→ WHAT THE EXERCISE ASKS:
Check every line of the material below for the string "расходов", and return the ones that have it.

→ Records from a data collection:
┄┄┄┄┄┄┄┄┄┄

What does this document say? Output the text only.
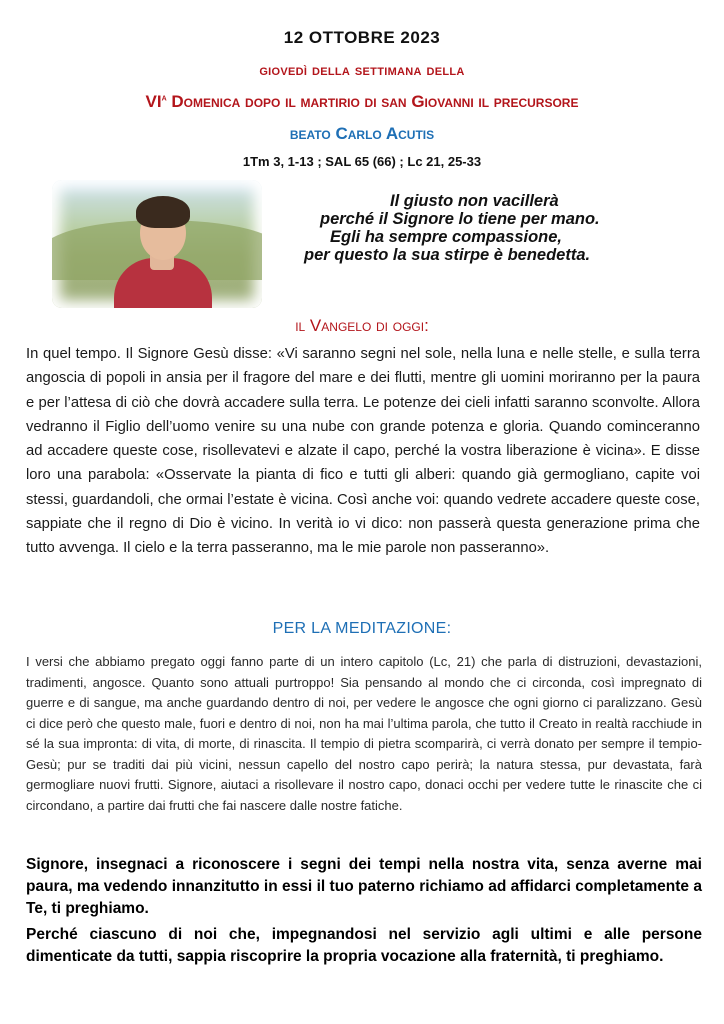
12 OTTOBRE 2023
giovedì della settimana della
$VI^a$ Domenica dopo il martirio di san Giovanni il precursore
beato Carlo Acutis
1Tm 3, 1-13 ; SAL 65 (66) ; Lc 21, 25-33
Il giusto non vacillerà
perché il Signore lo tiene per mano.
Egli ha sempre compassione,
per questo la sua stirpe è benedetta.
il Vangelo di oggi:
In quel tempo. Il Signore Gesù disse: «Vi saranno segni nel sole, nella luna e nelle stelle, e sulla terra angoscia di popoli in ansia per il fragore del mare e dei flutti, mentre gli uomini moriranno per la paura e per l’attesa di ciò che dovrà accadere sulla terra. Le potenze dei cieli infatti saranno sconvolte. Allora vedranno il Figlio dell’uomo venire su una nube con grande potenza e gloria. Quando cominceranno ad accadere queste cose, risollevatevi e alzate il capo, perché la vostra liberazione è vicina». E disse loro una parabola: «Osservate la pianta di fico e tutti gli alberi: quando già germogliano, capite voi stessi, guardandoli, che ormai l’estate è vicina. Così anche voi: quando vedrete accadere queste cose, sappiate che il regno di Dio è vicino. In verità io vi dico: non passerà questa generazione prima che tutto avvenga. Il cielo e la terra passeranno, ma le mie parole non passeranno».
PER LA MEDITAZIONE:
I versi che abbiamo pregato oggi fanno parte di un intero capitolo (Lc, 21) che parla di distruzioni, devastazioni, tradimenti, angosce. Quanto sono attuali purtroppo! Sia pensando al mondo che ci circonda, così impregnato di guerre e di sangue, ma anche guardando dentro di noi, per vedere le angosce che ogni giorno ci paralizzano. Gesù ci dice però che questo male, fuori e dentro di noi, non ha mai l’ultima parola, che tutto il Creato in realtà racchiude in sé la sua impronta: di vita, di morte, di rinascita. Il tempio di pietra scomparirà, ci verrà donato per sempre il tempio-Gesù; pur se traditi dai più vicini, nessun capello del nostro capo perirà; la natura stessa, pur devastata, farà germogliare nuovi frutti. Signore, aiutaci a risollevare il nostro capo, donaci occhi per vedere tutte le rinascite che ci circondano, a partire dai frutti che fai nascere dalle nostre fatiche.
Signore, insegnaci a riconoscere i segni dei tempi nella nostra vita, senza averne mai paura, ma vedendo innanzitutto in essi il tuo paterno richiamo ad affidarci completamente a Te, ti preghiamo.
Perché ciascuno di noi che, impegnandosi nel servizio agli ultimi e alle persone dimenticate da tutti, sappia riscoprire la propria vocazione alla fraternità, ti preghiamo.
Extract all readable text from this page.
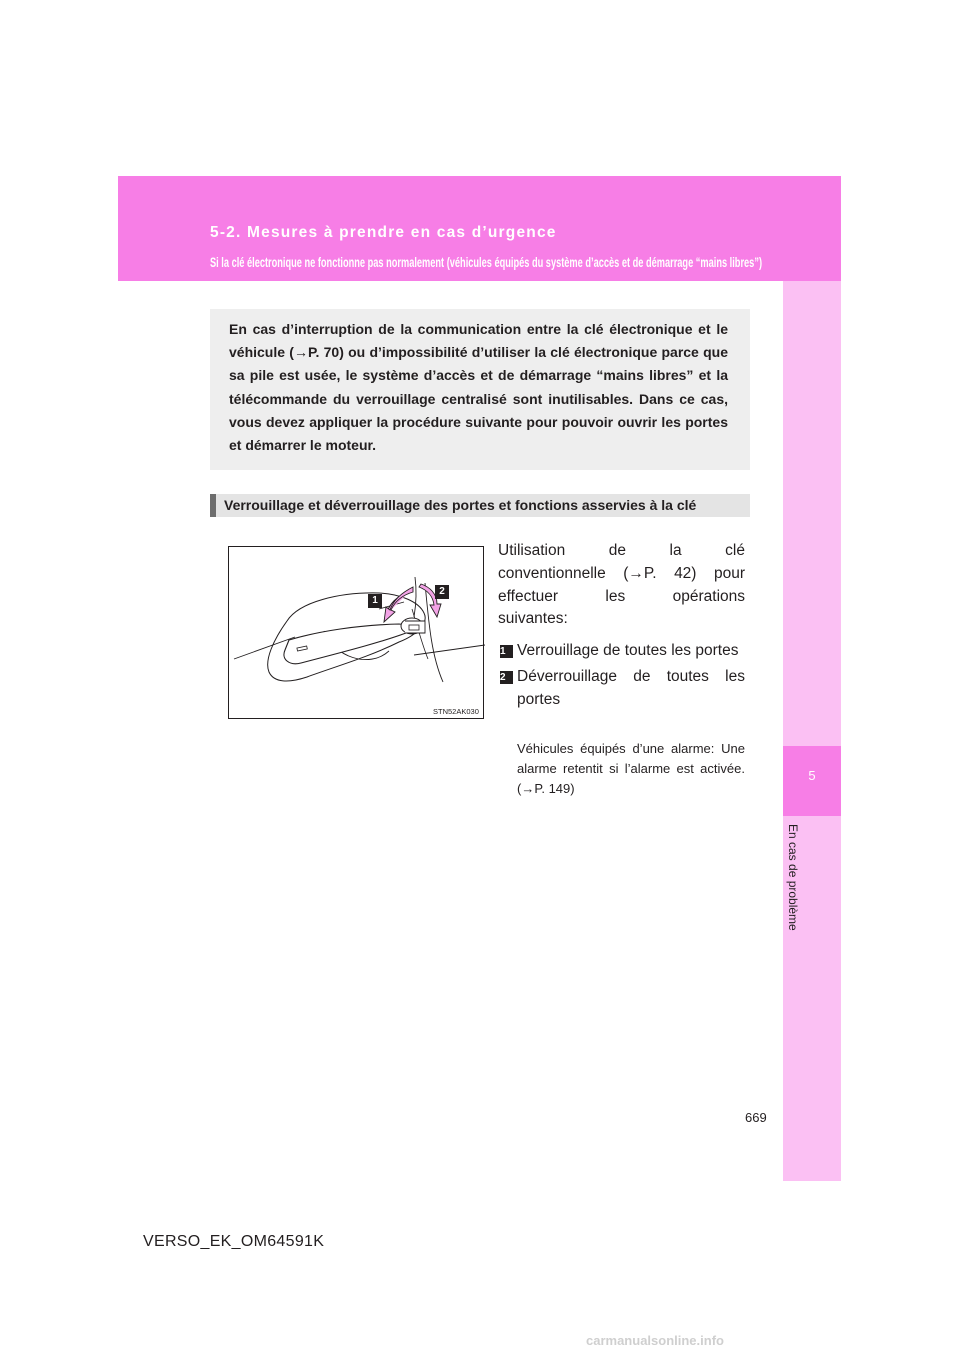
5-2. Mesures à prendre en cas d’urgence
Si la clé électronique ne fonctionne pas normalement (véhicules équipés du système d’accès et de démarrage “mains libres”)
5
En cas de problème
En cas d’interruption de la communication entre la clé électronique et le véhicule (→P. 70) ou d’impossibilité d’utiliser la clé électronique parce que sa pile est usée, le système d’accès et de démarrage “mains libres” et la télécommande du verrouillage centralisé sont inutilisables. Dans ce cas, vous devez appliquer la procédure suivante pour pouvoir ouvrir les portes et démarrer le moteur.
Verrouillage et déverrouillage des portes et fonctions asservies à la clé
1
2
STN52AK030
Utilisation de la clé
conventionnelle (→P. 42) pour
effectuer les opérations
suivantes:
1 Verrouillage de toutes les portes
2 Déverrouillage de toutes les portes
Véhicules équipés d’une alarme: Une alarme retentit si l’alarme est activée. (→P. 149)
669
VERSO_EK_OM64591K
carmanualsonline.info
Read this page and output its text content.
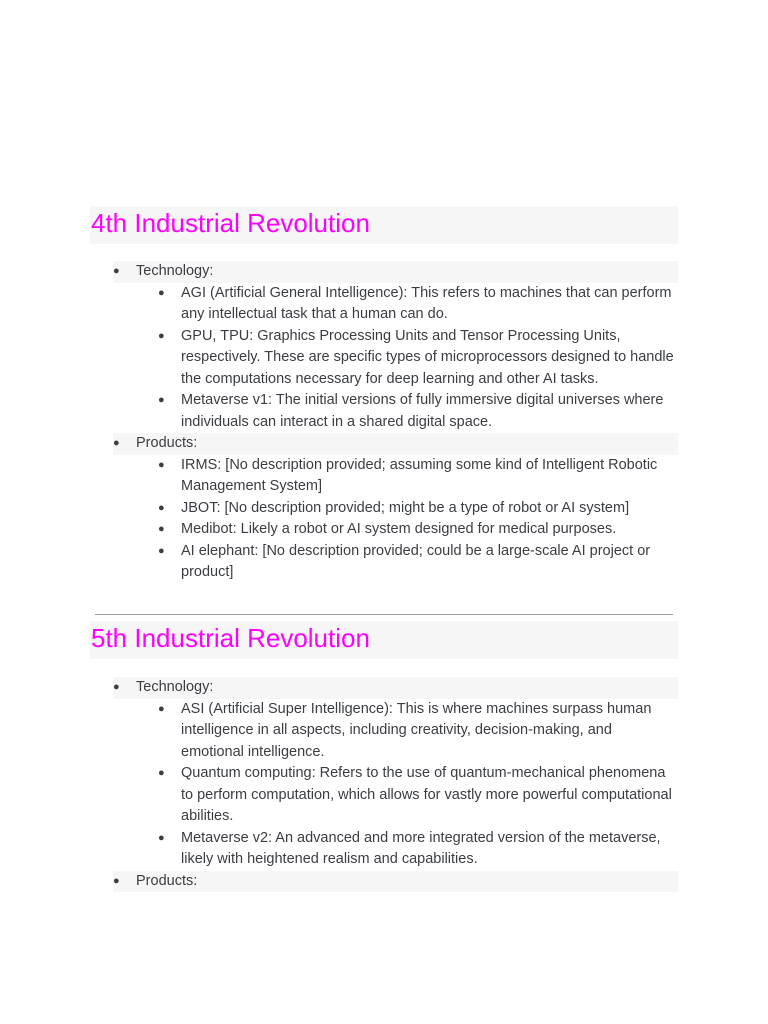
4th Industrial Revolution
● Technology:
● AGI (Artificial General Intelligence): This refers to machines that can perform any intellectual task that a human can do.
● GPU, TPU: Graphics Processing Units and Tensor Processing Units, respectively. These are specific types of microprocessors designed to handle the computations necessary for deep learning and other AI tasks.
● Metaverse v1: The initial versions of fully immersive digital universes where individuals can interact in a shared digital space.
● Products:
● IRMS: [No description provided; assuming some kind of Intelligent Robotic Management System]
● JBOT: [No description provided; might be a type of robot or AI system]
● Medibot: Likely a robot or AI system designed for medical purposes.
● AI elephant: [No description provided; could be a large-scale AI project or product]
5th Industrial Revolution
● Technology:
● ASI (Artificial Super Intelligence): This is where machines surpass human intelligence in all aspects, including creativity, decision-making, and emotional intelligence.
● Quantum computing: Refers to the use of quantum-mechanical phenomena to perform computation, which allows for vastly more powerful computational abilities.
● Metaverse v2: An advanced and more integrated version of the metaverse, likely with heightened realism and capabilities.
● Products:
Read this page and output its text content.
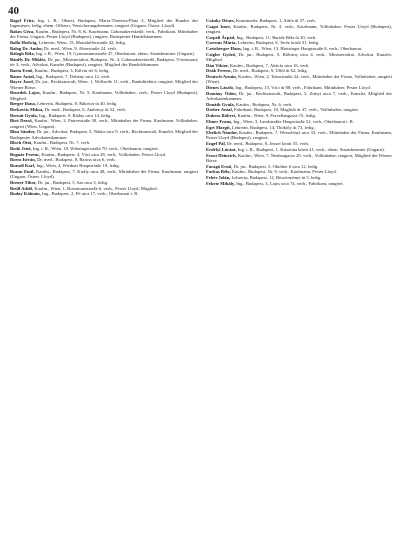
40

Bagel Fritz, Ing. i. R., Oberst, Budapest, Maria-Theresia-Platz 3, Mitglied des Bundes der Ingenieure, ledig, ehem. Offizier, Versicherungsbeamter, rangiert (Ungarn, Österr. Lloyd).

Bakos Géza, Kaufm., Budapest, Nr. 8, K. Kaufmann, Gabonakereskedő, verh., Fabrikant, Mitinhaber der Firma, Ungarn, Pester Lloyd (Budapest), rangiert, Budapester Handelskammer.

Balla Hedwig, Lehrerin, Wien, 15, Mariahilferstraße 42, ledig.

Balog Dr. Andor, Dr. med., Wien, 9, Alserstraße 24, verh.

Balogh Béla, Ing. i. R., Wien, 19, Gymnasiumstraße 47, Oberbaurat, ehem. Staatsbeamter (Ungarn).

Bánffy Dr. Miklós, Dr. jur., Ministerialrat, Budapest, Nr. 4, Gabonakereskedő, Budapest, Vörösmarty tér 3, verh., Advokat, Kanzlei (Budapest), rangiert, Mitglied der Handelskammer.

Barta Ernő, Kaufm., Budapest, 3, Kálvin tér 6, ledig.

Bauer Antal, Ing., Budapest, 7, Dohány utca 12, verh.

Bayer Josef, Dr. jur., Rechtsanwalt, Wien, 1, Wollzeile 11, verh., Bankdirektor, rangiert, Mitglied der Wiener Börse.

Benedek Lajos, Kaufm., Budapest, Nr. 5, Kaufmann, Vollinhaber, verh., Pester Lloyd (Budapest), Mitglied.

Berger Ilona, Lehrerin, Budapest, 8, Rákóczi út 40, ledig.

Berkovits Miksa, Dr. med., Budapest, 6, Andrássy út 52, verh.

Bernát Gyula, Ing., Budapest, 9, Ráday utca 14, ledig.

Biró Dezső, Kaufm., Wien, 2, Praterstraße 30, verh., Mitinhaber der Firma, Kaufmann, Vollinhaber, rangiert (Wien, Ungarn).

Blau Sándor, Dr. jur., Advokat, Budapest, 5, Nádor utca 9, verh., Rechtsanwalt, Kanzlei, Mitglied der Budapester Advokatenkammer.

Bloch Ottó, Kaufm., Budapest, Nr. 7, verh.

Bodó Jenő, Ing. i. R., Wien, 18, Währingerstraße 70, verh., Oberbaurat, rangiert.

Bognár Ferenc, Kaufm., Budapest, 4, Váci utca 28, verh., Vollinhaber, Pester Lloyd.

Boros István, Dr. med., Budapest, 8, Baross utca 6, verh.

Brandl Karl, Ing., Wien, 4, Wiedner Hauptstraße 19, ledig.

Braun Emil, Kaufm., Budapest, 7, Király utca 48, verh., Mitinhaber der Firma, Kaufmann, rangiert (Ungarn, Österr. Lloyd).

Breuer Tibor, Dr. jur., Budapest, 5, Sas utca 3, ledig.

Brüll Adolf, Kaufm., Wien, 1, Rotenturmstraße 6, verh., Pester Lloyd, Mitglied.

Buday Kálmán, Ing., Budapest, 2, Fő utca 17, verh., Oberbaurat i. R.

Csánky Dénes, Kunstmaler, Budapest, 1, Attila út 37, verh.

Csapó Imre, Kaufm., Budapest, Nr. 3, verh., Kaufmann, Vollinhaber, Pester Lloyd (Budapest), rangiert.

Csepeli Árpád, Ing., Budapest, 11, Bartók Béla út 20, verh.

Csernus Mária, Lehrerin, Budapest, 6, Teréz körút 31, ledig.

Czeisberger Hans, Ing. i. R., Wien, 13, Hietzinger Hauptstraße 8, verh., Oberbaurat.

Czigler Győző, Dr. jur., Budapest, 5, Bálvány utca 4, verh., Ministerialrat, Advokat, Kanzlei, Mitglied.

Dán Viktor, Kaufm., Budapest, 7, Akácfa utca 16, verh.

Deák Ferenc, Dr. med., Budapest, 9, Üllői út 62, ledig.

Deutsch Armin, Kaufm., Wien, 2, Taborstraße 24, verh., Mitinhaber der Firma, Vollinhaber, rangiert (Wien).

Dienes László, Ing., Budapest, 13, Váci út 88, verh., Fabrikant, Mitinhaber, Pester Lloyd.

Domány Ödön, Dr. jur., Rechtsanwalt, Budapest, 5, Zrínyi utca 7, verh., Kanzlei, Mitglied der Advokatenkammer.

Donáth Gyula, Kaufm., Budapest, Nr. 6, verh.

Dreher Antal, Fabrikant, Budapest, 10, Maglódi út 47, verh., Vollinhaber, rangiert.

Dukesz Róbert, Kaufm., Wien, 9, Porzellangasse 15, ledig.

Ebner Franz, Ing., Wien, 3, Landstraßer Hauptstraße 52, verh., Oberbaurat i. R.

Egri Margit, Lehrerin, Budapest, 14, Thököly út 73, ledig.

Ehrlich Nándor, Kaufm., Budapest, 7, Wesselényi utca 33, verh., Mitinhaber der Firma, Kaufmann, Pester Lloyd (Budapest), rangiert.

Engel Pál, Dr. med., Budapest, 8, József körút 55, verh.

Erdélyi Lóránt, Ing. i. R., Budapest, 1, Krisztina körút 41, verh., ehem. Staatsbeamter (Ungarn).

Ernst Heinrich, Kaufm., Wien, 7, Neubaugasse 29, verh., Vollinhaber, rangiert, Mitglied der Wiener Börse.

Faragó Ernő, Dr. jur., Budapest, 5, Október 6 utca 12, ledig.

Farkas Béla, Kaufm., Budapest, Nr. 9, verh., Kaufmann, Pester Lloyd.

Fehér Jolán, Lehrerin, Budapest, 12, Böszörményi út 5, ledig.

Fekete Mihály, Ing., Budapest, 3, Lajos utca 74, verh., Fabrikant, rangiert.
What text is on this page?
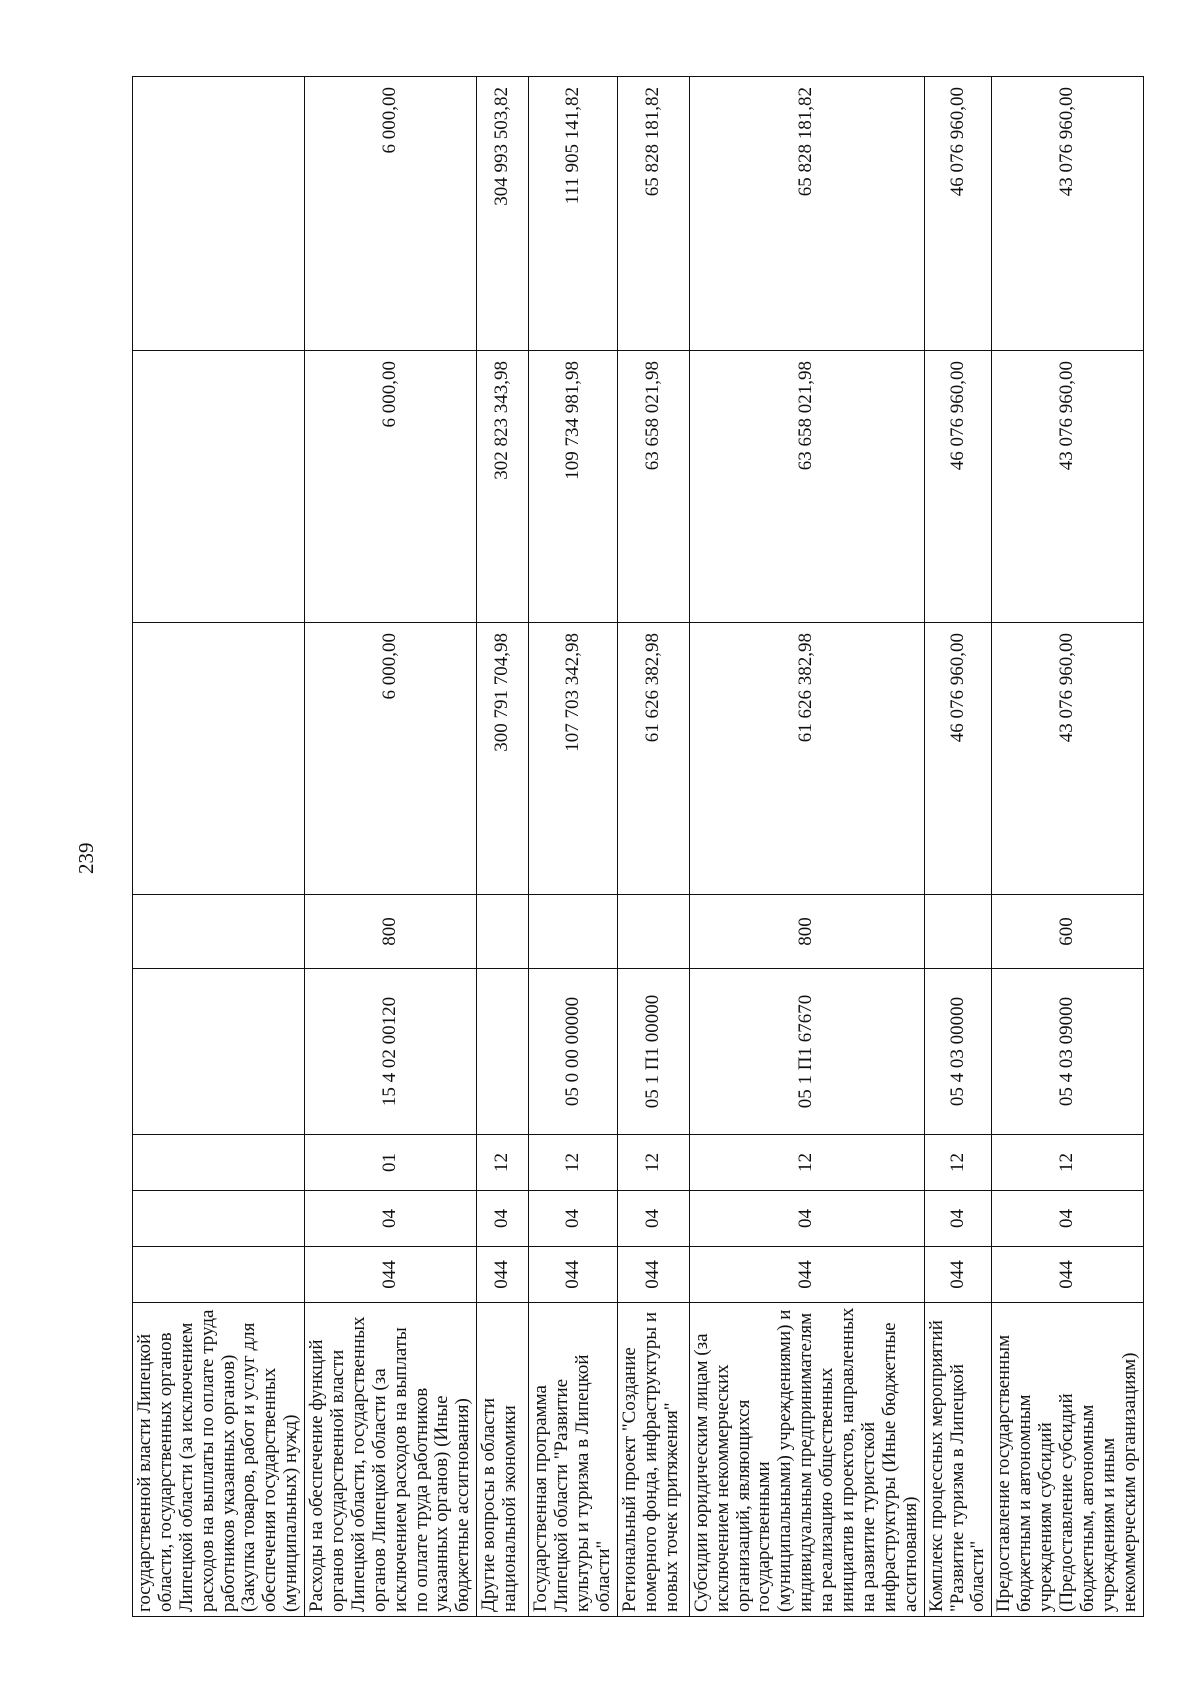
239
государственной власти Липецкой области, государственных органов Липецкой области (за исключением расходов на выплаты по оплате труда работников указанных органов) (Закупка товаров, работ и услуг для обеспечения государственных (муниципальных) нужд)								
Расходы на обеспечение функций органов государственной власти Липецкой области, государственных органов Липецкой области (за исключением расходов на выплаты по оплате труда работников указанных органов) (Иные бюджетные ассигнования)	044	04	01	15 4 02 00120	800	6 000,00	6 000,00	6 000,00
Другие вопросы в области национальной экономики	044	04	12			300 791 704,98	302 823 343,98	304 993 503,82
Государственная программа Липецкой области "Развитие культуры и туризма в Липецкой области"	044	04	12	05 0 00 00000		107 703 342,98	109 734 981,98	111 905 141,82
Региональный проект "Создание номерного фонда, инфраструктуры и новых точек притяжения"	044	04	12	05 1 П1 00000		61 626 382,98	63 658 021,98	65 828 181,82
Субсидии юридическим лицам (за исключением некоммерческих организаций, являющихся государственными (муниципальными) учреждениями) и индивидуальным предпринимателям на реализацию общественных инициатив и проектов, направленных на развитие туристской инфраструктуры (Иные бюджетные ассигнования)	044	04	12	05 1 П1 67670	800	61 626 382,98	63 658 021,98	65 828 181,82
Комплекс процессных мероприятий "Развитие туризма в Липецкой области"	044	04	12	05 4 03 00000		46 076 960,00	46 076 960,00	46 076 960,00
Предоставление государственным бюджетным и автономным учреждениям субсидий (Предоставление субсидий бюджетным, автономным учреждениям и иным некоммерческим организациям)	044	04	12	05 4 03 09000	600	43 076 960,00	43 076 960,00	43 076 960,00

┄┄┄┄┄┄┄┄┄┄

→ TASK OUTPUT:
государственной власти Липецкой области, государственных органов Липецкой области (за исключением расходов на выплаты по оплате труда работников указанных органов) (Закупка товаров, работ и услуг для обеспечения государственных (муниципальных) нужд)								
Расходы на обеспечение функций органов государственной власти Липецкой области, государственных органов Липецкой области (за исключением расходов на выплаты по оплате труда работников указанных органов) (Иные бюджетные ассигнования)	044	04	01	15 4 02 00120	800	6 000,00	6 000,00	6 000,00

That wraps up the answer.